Make an exact copy of all the records.

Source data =
++++++

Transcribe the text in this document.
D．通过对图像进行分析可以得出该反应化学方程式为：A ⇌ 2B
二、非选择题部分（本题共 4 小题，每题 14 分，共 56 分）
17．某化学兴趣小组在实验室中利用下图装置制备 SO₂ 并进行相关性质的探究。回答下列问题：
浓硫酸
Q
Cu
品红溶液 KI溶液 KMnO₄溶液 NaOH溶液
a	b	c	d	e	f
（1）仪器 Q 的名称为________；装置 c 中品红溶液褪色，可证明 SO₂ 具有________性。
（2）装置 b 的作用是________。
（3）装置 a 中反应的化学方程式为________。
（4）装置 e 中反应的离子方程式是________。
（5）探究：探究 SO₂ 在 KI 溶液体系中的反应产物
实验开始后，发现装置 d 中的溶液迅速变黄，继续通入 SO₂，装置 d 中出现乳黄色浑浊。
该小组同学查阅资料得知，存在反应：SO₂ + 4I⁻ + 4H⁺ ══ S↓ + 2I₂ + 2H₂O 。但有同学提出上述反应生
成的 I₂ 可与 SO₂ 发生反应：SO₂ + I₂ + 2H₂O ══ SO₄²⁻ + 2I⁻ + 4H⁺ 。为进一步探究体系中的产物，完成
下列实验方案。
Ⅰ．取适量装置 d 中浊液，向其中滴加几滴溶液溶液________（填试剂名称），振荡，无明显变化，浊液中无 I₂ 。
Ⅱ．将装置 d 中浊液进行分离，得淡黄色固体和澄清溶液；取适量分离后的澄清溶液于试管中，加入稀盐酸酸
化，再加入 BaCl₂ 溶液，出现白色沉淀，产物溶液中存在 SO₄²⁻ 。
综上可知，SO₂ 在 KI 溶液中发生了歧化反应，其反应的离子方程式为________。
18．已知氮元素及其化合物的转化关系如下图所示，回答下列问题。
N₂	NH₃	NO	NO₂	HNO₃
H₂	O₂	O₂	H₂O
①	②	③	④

++++++

EXPECTED ANSWER =
Transcribe the text in this document.
D．通过对图像进行分析可以得出该反应化学方程式为：A ⇌ 2B
二、非选择题部分（本题共 4 小题，每题 14 分，共 56 分）
17．某化学兴趣小组在实验室中利用下图装置制备 SO₂ 并进行相关性质的探究。回答下列问题：
浓硫酸
Q
Cu
品红溶液 KI溶液 KMnO₄溶液 NaOH溶液
a	b	c	d	e	f
（1）仪器 Q 的名称为________；装置 c 中品红溶液褪色，可证明 SO₂ 具有________性。
（2）装置 b 的作用是________。
（3）装置 a 中反应的化学方程式为________。
（4）装置 e 中反应的离子方程式是________。
（5）探究：探究 SO₂ 在 KI 溶液体系中的反应产物
实验开始后，发现装置 d 中的溶液迅速变黄，继续通入 SO₂，装置 d 中出现乳黄色浑浊。
该小组同学查阅资料得知，存在反应：SO₂ + 4I⁻ + 4H⁺ ══ S↓ + 2I₂ + 2H₂O 。但有同学提出上述反应生
成的 I₂ 可与 SO₂ 发生反应：SO₂ + I₂ + 2H₂O ══ SO₄²⁻ + 2I⁻ + 4H⁺ 。为进一步探究体系中的产物，完成
下列实验方案。
Ⅰ．取适量装置 d 中浊液，向其中滴加几滴溶液溶液________（填试剂名称），振荡，无明显变化，浊液中无 I₂ 。
Ⅱ．将装置 d 中浊液进行分离，得淡黄色固体和澄清溶液；取适量分离后的澄清溶液于试管中，加入稀盐酸酸
化，再加入 BaCl₂ 溶液，出现白色沉淀，产物溶液中存在 SO₄²⁻ 。
综上可知，SO₂ 在 KI 溶液中发生了歧化反应，其反应的离子方程式为________。
18．已知氮元素及其化合物的转化关系如下图所示，回答下列问题。
N₂	NH₃	NO	NO₂	HNO₃
H₂	O₂	O₂	H₂O
①	②	③	④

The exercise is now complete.